• **Short task**: Will you write out, word for word, every line from the one with "Extract the structured" to the final line of the data below, with the pictures left out?

>> Start Data rows

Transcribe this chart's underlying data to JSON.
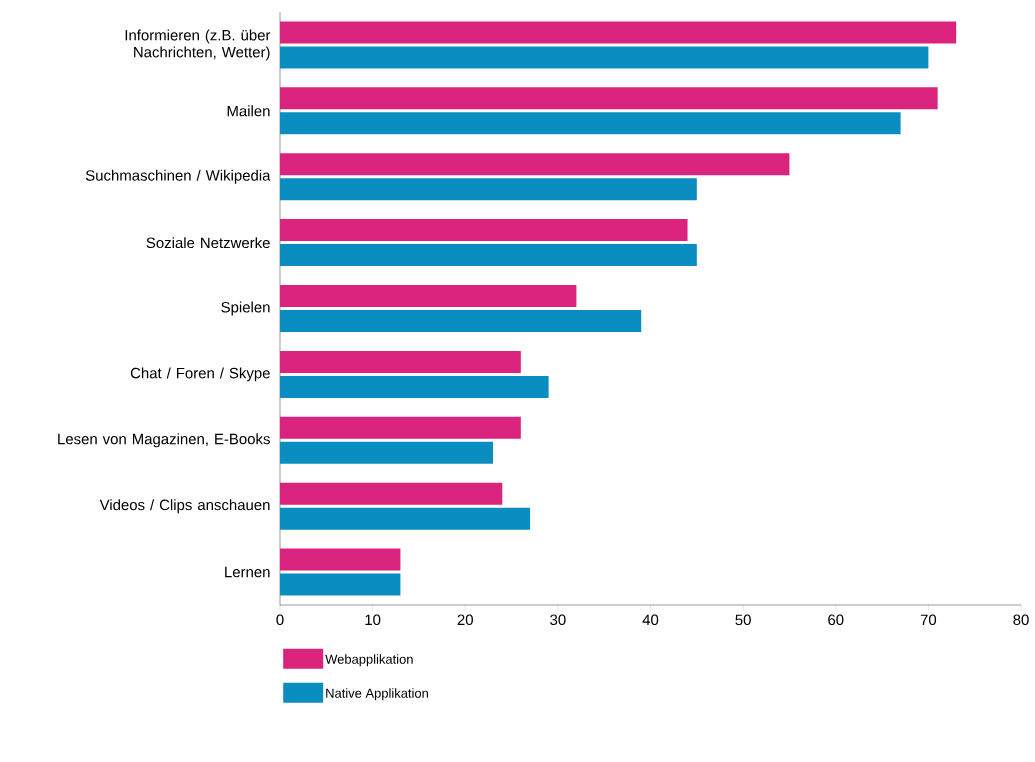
{
  "chart_data": {
    "type": "bar",
    "orientation": "horizontal",
    "categories": [
      "Informieren (z.B. über Nachrichten, Wetter)",
      "Mailen",
      "Suchmaschinen / Wikipedia",
      "Soziale Netzwerke",
      "Spielen",
      "Chat / Foren / Skype",
      "Lesen von Magazinen, E-Books",
      "Videos / Clips anschauen",
      "Lernen"
    ],
    "series": [
      {
        "name": "Webapplikation",
        "color": "#d9237c",
        "values": [
          73,
          71,
          55,
          44,
          32,
          26,
          26,
          24,
          13
        ]
      },
      {
        "name": "Native Applikation",
        "color": "#0a8ec2",
        "values": [
          70,
          67,
          45,
          45,
          39,
          29,
          23,
          27,
          13
        ]
      }
    ],
    "xlim": [
      0,
      80
    ],
    "xticks": [
      0,
      10,
      20,
      30,
      40,
      50,
      60,
      70,
      80
    ],
    "grid": false,
    "legend": "bottom left"
  }
}
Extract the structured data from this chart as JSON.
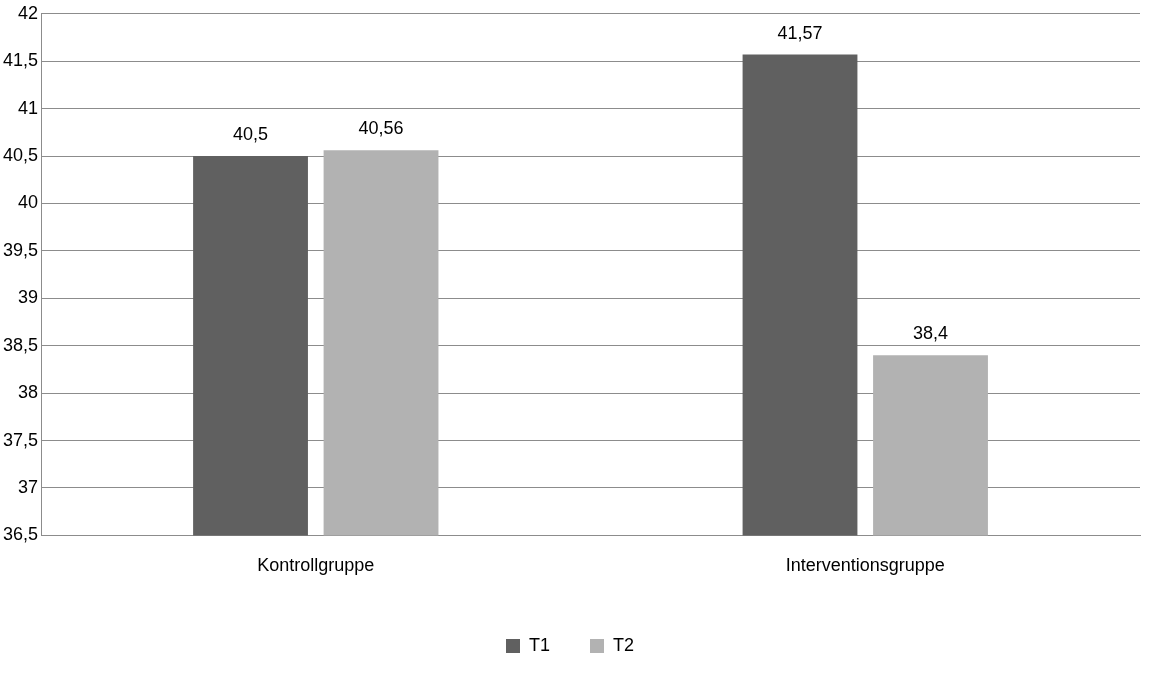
{
  "chart_data": {
    "type": "bar",
    "categories": [
      "Kontrollgruppe",
      "Interventionsgruppe"
    ],
    "series": [
      {
        "name": "T1",
        "color": "#606060",
        "values": [
          40.5,
          41.57
        ],
        "value_labels": [
          "40,5",
          "41,57"
        ]
      },
      {
        "name": "T2",
        "color": "#b2b2b2",
        "values": [
          40.56,
          38.4
        ],
        "value_labels": [
          "40,56",
          "38,4"
        ]
      }
    ],
    "ylim": [
      36.5,
      42
    ],
    "yticks": [
      {
        "value": 36.5,
        "label": "36,5"
      },
      37,
      {
        "value": 37.5,
        "label": "37,5"
      },
      38,
      {
        "value": 38.5,
        "label": "38,5"
      },
      39,
      {
        "value": 39.5,
        "label": "39,5"
      },
      40,
      {
        "value": 40.5,
        "label": "40,5"
      },
      41,
      {
        "value": 41.5,
        "label": "41,5"
      },
      42
    ],
    "grid": "y",
    "legend": "bottom"
  }
}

>> End Data rows

• **Final answer**:
Extract the structured data from this chart as JSON.
{
  "chart_data": {
    "type": "bar",
    "categories": [
      "Kontrollgruppe",
      "Interventionsgruppe"
    ],
    "series": [
      {
        "name": "T1",
        "color": "#606060",
        "values": [
          40.5,
          41.57
        ],
        "value_labels": [
          "40,5",
          "41,57"
        ]
      },
      {
        "name": "T2",
        "color": "#b2b2b2",
        "values": [
          40.56,
          38.4
        ],
        "value_labels": [
          "40,56",
          "38,4"
        ]
      }
    ],
    "ylim": [
      36.5,
      42
    ],
    "yticks": [
      {
        "value": 36.5,
        "label": "36,5"
      },
      37,
      {
        "value": 37.5,
        "label": "37,5"
      },
      38,
      {
        "value": 38.5,
        "label": "38,5"
      },
      39,
      {
        "value": 39.5,
        "label": "39,5"
      },
      40,
      {
        "value": 40.5,
        "label": "40,5"
      },
      41,
      {
        "value": 41.5,
        "label": "41,5"
      },
      42
    ],
    "grid": "y",
    "legend": "bottom"
  }
}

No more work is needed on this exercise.